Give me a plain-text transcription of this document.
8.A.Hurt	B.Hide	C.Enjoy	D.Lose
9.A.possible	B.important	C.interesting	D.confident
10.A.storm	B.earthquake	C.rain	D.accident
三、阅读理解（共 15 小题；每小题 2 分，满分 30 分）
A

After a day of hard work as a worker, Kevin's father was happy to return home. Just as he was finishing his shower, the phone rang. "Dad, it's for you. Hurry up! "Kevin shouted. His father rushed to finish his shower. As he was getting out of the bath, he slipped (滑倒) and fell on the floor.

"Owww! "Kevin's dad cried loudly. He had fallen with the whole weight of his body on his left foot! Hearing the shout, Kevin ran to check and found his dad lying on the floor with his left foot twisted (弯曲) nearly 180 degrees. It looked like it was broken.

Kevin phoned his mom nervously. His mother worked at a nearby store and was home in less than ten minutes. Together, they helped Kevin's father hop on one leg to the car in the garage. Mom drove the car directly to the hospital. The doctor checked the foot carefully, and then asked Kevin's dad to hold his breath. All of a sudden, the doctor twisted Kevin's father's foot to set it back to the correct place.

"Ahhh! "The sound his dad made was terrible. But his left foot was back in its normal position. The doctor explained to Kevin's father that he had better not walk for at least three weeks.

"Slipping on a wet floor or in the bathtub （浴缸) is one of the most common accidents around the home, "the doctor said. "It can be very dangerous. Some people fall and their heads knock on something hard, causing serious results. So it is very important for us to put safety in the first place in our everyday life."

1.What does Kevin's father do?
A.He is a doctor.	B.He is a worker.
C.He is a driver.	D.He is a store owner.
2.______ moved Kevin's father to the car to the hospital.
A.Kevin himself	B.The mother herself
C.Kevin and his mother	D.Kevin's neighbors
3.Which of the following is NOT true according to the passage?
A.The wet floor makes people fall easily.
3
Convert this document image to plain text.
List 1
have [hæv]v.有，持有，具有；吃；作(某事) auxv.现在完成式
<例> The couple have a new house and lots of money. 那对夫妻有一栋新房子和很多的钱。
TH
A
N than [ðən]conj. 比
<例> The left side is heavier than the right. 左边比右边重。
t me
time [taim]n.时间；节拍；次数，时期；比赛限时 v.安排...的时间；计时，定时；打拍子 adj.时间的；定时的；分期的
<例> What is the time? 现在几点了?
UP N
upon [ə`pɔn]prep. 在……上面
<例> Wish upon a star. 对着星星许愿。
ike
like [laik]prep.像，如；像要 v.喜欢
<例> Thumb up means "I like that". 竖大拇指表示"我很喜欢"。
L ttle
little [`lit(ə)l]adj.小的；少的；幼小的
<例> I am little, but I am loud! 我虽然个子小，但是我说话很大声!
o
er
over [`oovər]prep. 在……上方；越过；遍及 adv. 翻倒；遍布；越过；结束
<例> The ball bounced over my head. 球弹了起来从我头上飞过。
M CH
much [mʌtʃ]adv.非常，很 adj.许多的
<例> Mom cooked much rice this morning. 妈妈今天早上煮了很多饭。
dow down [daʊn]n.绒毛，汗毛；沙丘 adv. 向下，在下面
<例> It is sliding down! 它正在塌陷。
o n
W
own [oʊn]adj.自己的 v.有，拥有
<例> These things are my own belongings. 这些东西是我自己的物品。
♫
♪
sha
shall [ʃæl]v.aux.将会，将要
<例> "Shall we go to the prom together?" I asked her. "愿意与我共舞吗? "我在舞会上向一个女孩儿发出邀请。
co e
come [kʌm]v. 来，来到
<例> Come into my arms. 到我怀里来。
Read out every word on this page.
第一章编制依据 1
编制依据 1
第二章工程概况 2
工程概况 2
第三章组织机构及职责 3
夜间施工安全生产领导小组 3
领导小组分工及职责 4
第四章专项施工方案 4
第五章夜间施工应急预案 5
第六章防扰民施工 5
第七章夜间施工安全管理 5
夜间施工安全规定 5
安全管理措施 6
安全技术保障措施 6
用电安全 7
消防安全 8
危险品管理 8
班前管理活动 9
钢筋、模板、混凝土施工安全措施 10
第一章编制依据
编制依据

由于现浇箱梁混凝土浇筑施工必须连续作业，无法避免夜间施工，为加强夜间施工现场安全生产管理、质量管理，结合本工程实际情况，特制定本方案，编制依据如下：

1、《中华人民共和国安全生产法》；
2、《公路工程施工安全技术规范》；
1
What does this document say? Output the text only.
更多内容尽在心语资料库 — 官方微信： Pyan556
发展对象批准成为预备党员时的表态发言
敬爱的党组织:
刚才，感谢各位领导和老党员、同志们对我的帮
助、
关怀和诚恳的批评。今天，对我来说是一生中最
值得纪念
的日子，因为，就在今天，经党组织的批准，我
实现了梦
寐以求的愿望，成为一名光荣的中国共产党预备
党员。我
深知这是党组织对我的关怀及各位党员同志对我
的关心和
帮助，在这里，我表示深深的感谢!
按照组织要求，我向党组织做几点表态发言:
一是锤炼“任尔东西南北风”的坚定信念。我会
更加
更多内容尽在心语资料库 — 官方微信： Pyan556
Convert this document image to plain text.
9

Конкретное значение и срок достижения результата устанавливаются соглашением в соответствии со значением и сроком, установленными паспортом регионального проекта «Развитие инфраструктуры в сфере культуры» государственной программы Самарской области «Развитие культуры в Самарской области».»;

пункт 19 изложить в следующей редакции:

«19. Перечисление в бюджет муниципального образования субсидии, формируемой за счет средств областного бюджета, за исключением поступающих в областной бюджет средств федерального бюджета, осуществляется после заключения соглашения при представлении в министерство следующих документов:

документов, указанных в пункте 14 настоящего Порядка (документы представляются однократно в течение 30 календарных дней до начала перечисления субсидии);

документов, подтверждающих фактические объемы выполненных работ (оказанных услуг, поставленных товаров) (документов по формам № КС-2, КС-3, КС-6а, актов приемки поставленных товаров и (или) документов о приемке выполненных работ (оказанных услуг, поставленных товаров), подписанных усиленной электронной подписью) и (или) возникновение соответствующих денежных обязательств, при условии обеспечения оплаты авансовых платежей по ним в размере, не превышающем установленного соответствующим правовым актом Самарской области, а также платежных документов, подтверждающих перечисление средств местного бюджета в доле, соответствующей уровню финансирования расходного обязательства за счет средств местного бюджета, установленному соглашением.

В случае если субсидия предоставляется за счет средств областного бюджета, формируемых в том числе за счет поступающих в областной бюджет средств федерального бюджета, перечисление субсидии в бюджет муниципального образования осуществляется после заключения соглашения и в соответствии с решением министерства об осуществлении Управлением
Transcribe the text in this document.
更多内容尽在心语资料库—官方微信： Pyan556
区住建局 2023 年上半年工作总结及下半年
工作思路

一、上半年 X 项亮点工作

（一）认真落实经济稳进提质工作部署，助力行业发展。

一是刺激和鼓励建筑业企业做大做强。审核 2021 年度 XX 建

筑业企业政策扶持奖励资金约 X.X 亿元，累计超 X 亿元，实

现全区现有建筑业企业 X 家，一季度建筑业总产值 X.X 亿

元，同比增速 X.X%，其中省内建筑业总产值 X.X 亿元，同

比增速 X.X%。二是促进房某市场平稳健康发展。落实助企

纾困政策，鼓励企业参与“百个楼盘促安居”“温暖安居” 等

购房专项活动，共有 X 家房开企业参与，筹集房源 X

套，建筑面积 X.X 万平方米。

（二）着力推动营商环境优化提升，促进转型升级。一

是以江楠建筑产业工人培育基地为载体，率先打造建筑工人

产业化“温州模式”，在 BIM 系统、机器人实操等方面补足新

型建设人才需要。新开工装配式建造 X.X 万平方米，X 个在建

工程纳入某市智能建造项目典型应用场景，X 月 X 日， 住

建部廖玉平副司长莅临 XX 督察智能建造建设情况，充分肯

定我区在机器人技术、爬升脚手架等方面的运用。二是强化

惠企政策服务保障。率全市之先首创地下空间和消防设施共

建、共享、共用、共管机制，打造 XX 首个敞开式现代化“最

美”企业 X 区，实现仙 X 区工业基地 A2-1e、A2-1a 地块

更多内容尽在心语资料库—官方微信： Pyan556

### [Stated exercise]
Select every line in the material above where the string "little" occurs, and copy it.

### [Task output]
little [`lit(ə)l]adj.小的；少的；幼小的
<例> I am little, but I am loud! 我虽然个子小，但是我说话很大声!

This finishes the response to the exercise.